Dataset items
※
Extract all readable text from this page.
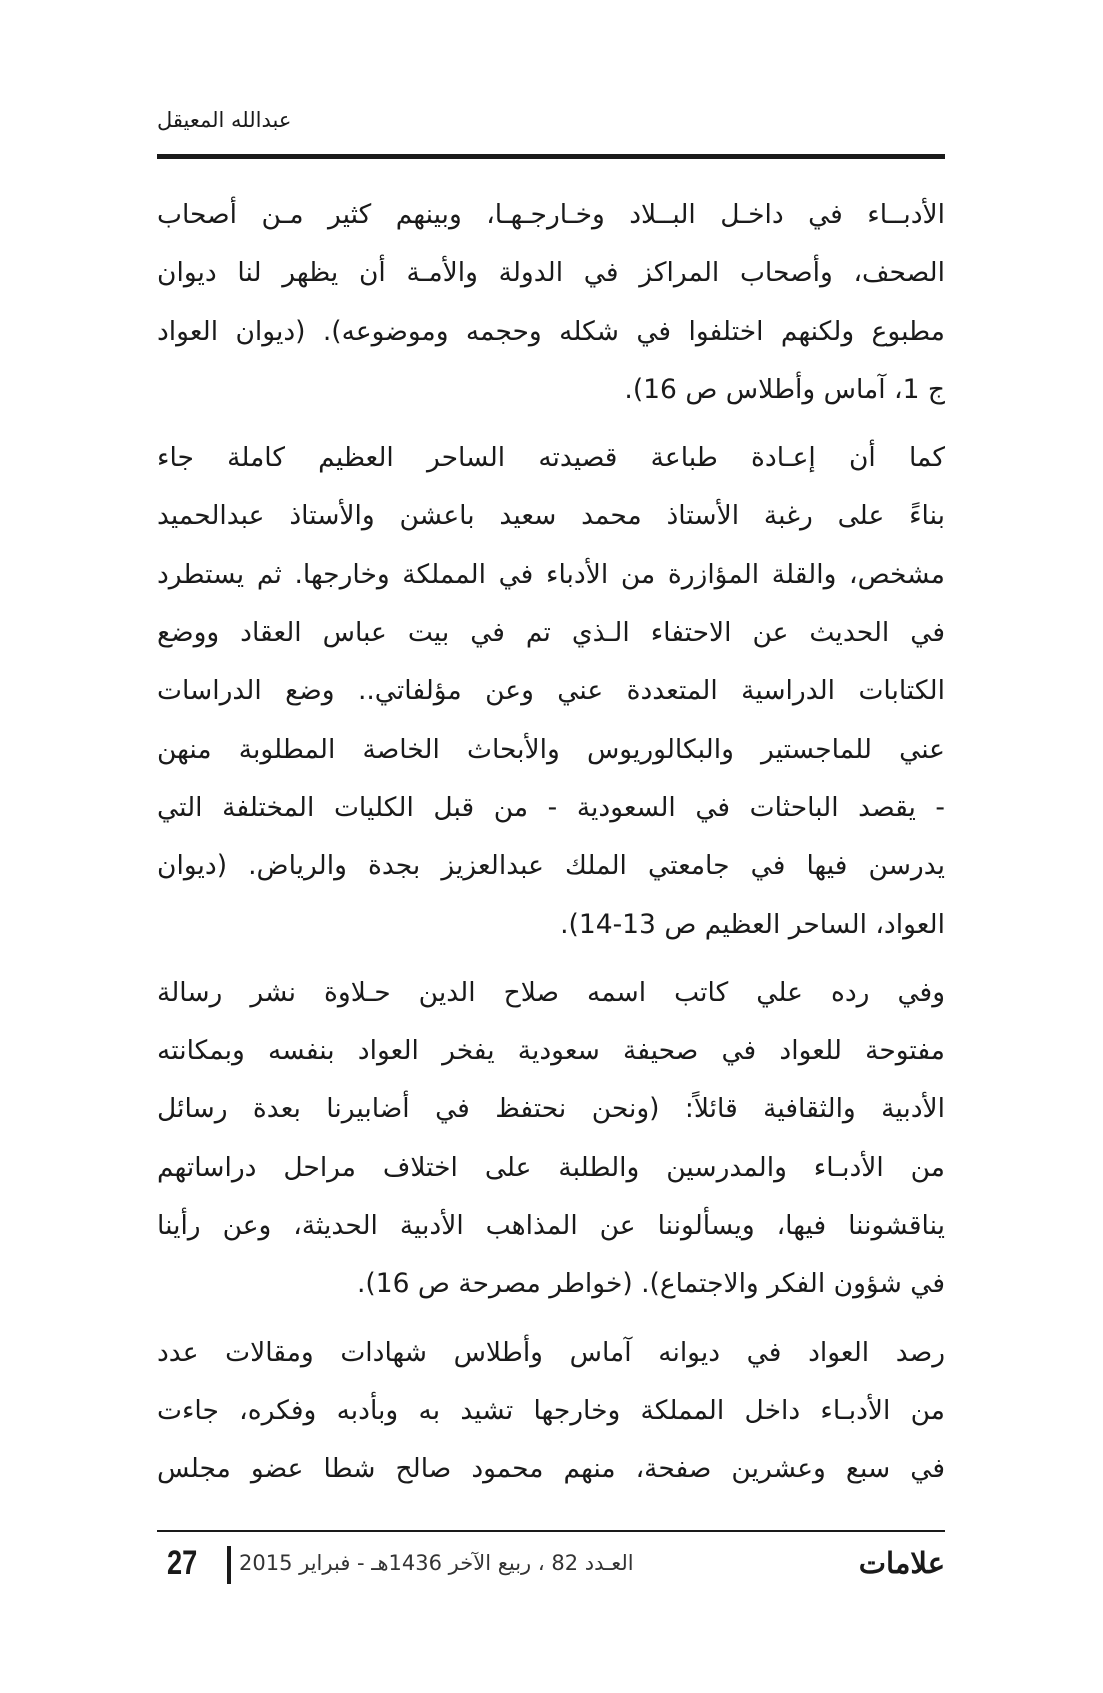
عبدالله المعيقل
الأدبــاء في داخـل البــلاد وخـارجـهـا، وبينهم كثير مـن أصحاب
الصحف، وأصحاب المراكز في الدولة والأمـة أن يظهر لنا ديوان
مطبوع ولكنهم اختلفوا في شكله وحجمه وموضوعه). (ديوان العواد
ج 1، آماس وأطلاس ص 16).
كما أن إعـادة طباعة قصيدته الساحر العظيم كاملة جاء
بناءً على رغبة الأستاذ محمد سعيد باعشن والأستاذ عبدالحميد
مشخص، والقلة المؤازرة من الأدباء في المملكة وخارجها. ثم يستطرد
في الحديث عن الاحتفاء الـذي تم في بيت عباس العقاد ووضع
الكتابات الدراسية المتعددة عني وعن مؤلفاتي.. وضع الدراسات
عني للماجستير والبكالوريوس والأبحاث الخاصة المطلوبة منهن
- يقصد الباحثات في السعودية - من قبل الكليات المختلفة التي
يدرسن فيها في جامعتي الملك عبدالعزيز بجدة والرياض. (ديوان
العواد، الساحر العظيم ص 13-14).
وفي رده علي كاتب اسمه صلاح الدين حـلاوة نشر رسالة
مفتوحة للعواد في صحيفة سعودية يفخر العواد بنفسه وبمكانته
الأدبية والثقافية قائلاً: (ونحن نحتفظ في أضابيرنا بعدة رسائل
من الأدبـاء والمدرسين والطلبة على اختلاف مراحل دراساتهم
يناقشوننا فيها، ويسألوننا عن المذاهب الأدبية الحديثة، وعن رأينا
في شؤون الفكر والاجتماع). (خواطر مصرحة ص 16).
رصد العواد في ديوانه آماس وأطلاس شهادات ومقالات عدد
من الأدبـاء داخل المملكة وخارجها تشيد به وبأدبه وفكره، جاءت
في سبع وعشرين صفحة، منهم محمود صالح شطا عضو مجلس
27 العـدد 82 ، ربيع الآخر 1436هـ - فبراير 2015	علامات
※
Aim
Transcribe every entry above exactly. Omit all pictures.

Response
Extract all readable text from this page.
عبدالله المعيقل
الأدبــاء في داخـل البــلاد وخـارجـهـا، وبينهم كثير مـن أصحاب
الصحف، وأصحاب المراكز في الدولة والأمـة أن يظهر لنا ديوان
مطبوع ولكنهم اختلفوا في شكله وحجمه وموضوعه). (ديوان العواد
ج 1، آماس وأطلاس ص 16).
كما أن إعـادة طباعة قصيدته الساحر العظيم كاملة جاء
بناءً على رغبة الأستاذ محمد سعيد باعشن والأستاذ عبدالحميد
مشخص، والقلة المؤازرة من الأدباء في المملكة وخارجها. ثم يستطرد
في الحديث عن الاحتفاء الـذي تم في بيت عباس العقاد ووضع
الكتابات الدراسية المتعددة عني وعن مؤلفاتي.. وضع الدراسات
عني للماجستير والبكالوريوس والأبحاث الخاصة المطلوبة منهن
- يقصد الباحثات في السعودية - من قبل الكليات المختلفة التي
يدرسن فيها في جامعتي الملك عبدالعزيز بجدة والرياض. (ديوان
العواد، الساحر العظيم ص 13-14).
وفي رده علي كاتب اسمه صلاح الدين حـلاوة نشر رسالة
مفتوحة للعواد في صحيفة سعودية يفخر العواد بنفسه وبمكانته
الأدبية والثقافية قائلاً: (ونحن نحتفظ في أضابيرنا بعدة رسائل
من الأدبـاء والمدرسين والطلبة على اختلاف مراحل دراساتهم
يناقشوننا فيها، ويسألوننا عن المذاهب الأدبية الحديثة، وعن رأينا
في شؤون الفكر والاجتماع). (خواطر مصرحة ص 16).
رصد العواد في ديوانه آماس وأطلاس شهادات ومقالات عدد
من الأدبـاء داخل المملكة وخارجها تشيد به وبأدبه وفكره، جاءت
في سبع وعشرين صفحة، منهم محمود صالح شطا عضو مجلس
27 العـدد 82 ، ربيع الآخر 1436هـ - فبراير 2015	علامات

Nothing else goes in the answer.